» Stored records
* * * * *

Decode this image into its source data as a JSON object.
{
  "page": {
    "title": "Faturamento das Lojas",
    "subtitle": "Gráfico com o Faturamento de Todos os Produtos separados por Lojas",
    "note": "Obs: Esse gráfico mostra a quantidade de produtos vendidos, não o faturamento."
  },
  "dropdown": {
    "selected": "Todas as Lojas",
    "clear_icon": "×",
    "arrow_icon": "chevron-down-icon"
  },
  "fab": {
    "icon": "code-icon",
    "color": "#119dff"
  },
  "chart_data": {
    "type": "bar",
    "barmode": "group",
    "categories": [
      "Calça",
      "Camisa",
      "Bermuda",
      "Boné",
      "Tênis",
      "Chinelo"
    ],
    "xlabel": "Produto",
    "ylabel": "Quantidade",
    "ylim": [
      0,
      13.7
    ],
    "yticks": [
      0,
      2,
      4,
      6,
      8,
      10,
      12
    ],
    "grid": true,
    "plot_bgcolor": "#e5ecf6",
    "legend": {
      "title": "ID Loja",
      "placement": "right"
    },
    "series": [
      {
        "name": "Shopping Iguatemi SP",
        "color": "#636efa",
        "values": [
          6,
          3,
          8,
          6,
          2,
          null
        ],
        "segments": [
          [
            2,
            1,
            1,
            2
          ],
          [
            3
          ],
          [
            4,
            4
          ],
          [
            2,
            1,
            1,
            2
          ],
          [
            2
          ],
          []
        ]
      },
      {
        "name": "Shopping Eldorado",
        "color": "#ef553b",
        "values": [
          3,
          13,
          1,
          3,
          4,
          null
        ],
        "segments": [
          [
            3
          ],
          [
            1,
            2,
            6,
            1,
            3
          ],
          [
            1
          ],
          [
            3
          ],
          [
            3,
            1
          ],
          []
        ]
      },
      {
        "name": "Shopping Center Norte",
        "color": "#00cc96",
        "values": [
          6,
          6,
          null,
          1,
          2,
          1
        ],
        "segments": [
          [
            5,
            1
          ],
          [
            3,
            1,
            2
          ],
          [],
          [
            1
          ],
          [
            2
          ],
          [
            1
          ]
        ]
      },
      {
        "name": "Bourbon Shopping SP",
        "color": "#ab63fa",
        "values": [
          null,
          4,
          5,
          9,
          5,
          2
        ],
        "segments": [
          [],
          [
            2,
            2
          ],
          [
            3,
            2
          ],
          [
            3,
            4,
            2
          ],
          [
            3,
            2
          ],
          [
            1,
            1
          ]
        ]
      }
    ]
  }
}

* * * * *

Tally up the lines in the records containing the word "Shopping", then give the count and nothing else.

» SOLVED EXERCISE
4